EXERCISE AIM: Where a line holds the word "icon", copy that line.
··· DATA EXCERPTS ···
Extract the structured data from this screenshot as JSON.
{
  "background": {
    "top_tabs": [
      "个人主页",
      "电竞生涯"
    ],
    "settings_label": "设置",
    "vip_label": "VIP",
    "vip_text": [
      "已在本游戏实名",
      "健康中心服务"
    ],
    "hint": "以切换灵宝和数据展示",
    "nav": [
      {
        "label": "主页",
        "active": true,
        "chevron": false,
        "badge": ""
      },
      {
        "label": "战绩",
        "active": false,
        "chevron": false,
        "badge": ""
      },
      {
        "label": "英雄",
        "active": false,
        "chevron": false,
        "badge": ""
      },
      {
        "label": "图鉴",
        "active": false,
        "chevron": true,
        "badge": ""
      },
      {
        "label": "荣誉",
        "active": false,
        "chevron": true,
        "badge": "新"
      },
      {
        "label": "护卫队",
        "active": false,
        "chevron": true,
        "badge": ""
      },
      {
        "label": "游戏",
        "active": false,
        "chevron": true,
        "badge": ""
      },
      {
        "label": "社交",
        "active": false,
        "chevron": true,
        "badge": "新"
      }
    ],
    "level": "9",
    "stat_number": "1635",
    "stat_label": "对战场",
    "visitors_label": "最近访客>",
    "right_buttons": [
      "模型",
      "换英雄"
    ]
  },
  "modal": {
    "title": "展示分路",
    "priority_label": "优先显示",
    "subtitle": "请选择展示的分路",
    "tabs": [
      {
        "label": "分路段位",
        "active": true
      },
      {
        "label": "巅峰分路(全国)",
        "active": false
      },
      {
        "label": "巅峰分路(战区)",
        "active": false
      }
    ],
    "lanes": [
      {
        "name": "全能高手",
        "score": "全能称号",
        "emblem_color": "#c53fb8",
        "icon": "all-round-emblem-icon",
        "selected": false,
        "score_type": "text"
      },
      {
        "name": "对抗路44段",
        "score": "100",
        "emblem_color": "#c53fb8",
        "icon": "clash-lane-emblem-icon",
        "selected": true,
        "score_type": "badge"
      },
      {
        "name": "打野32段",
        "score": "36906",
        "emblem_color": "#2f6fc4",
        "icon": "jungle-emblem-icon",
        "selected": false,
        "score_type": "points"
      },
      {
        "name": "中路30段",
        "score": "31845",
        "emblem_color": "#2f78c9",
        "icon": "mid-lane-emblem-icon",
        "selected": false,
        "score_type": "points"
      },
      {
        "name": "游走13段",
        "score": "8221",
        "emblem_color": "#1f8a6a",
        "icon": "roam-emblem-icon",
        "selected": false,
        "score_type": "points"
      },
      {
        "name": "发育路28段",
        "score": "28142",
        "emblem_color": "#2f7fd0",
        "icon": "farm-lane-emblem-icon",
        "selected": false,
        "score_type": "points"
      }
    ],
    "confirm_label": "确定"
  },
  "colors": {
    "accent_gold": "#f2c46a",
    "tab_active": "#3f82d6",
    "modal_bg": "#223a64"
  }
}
···
OUTPUT FOR THIS TASK:
        "icon": "all-round-emblem-icon",
        "icon": "clash-lane-emblem-icon",
        "icon": "jungle-emblem-icon",
        "icon": "mid-lane-emblem-icon",
        "icon": "roam-emblem-icon",
        "icon": "farm-lane-emblem-icon",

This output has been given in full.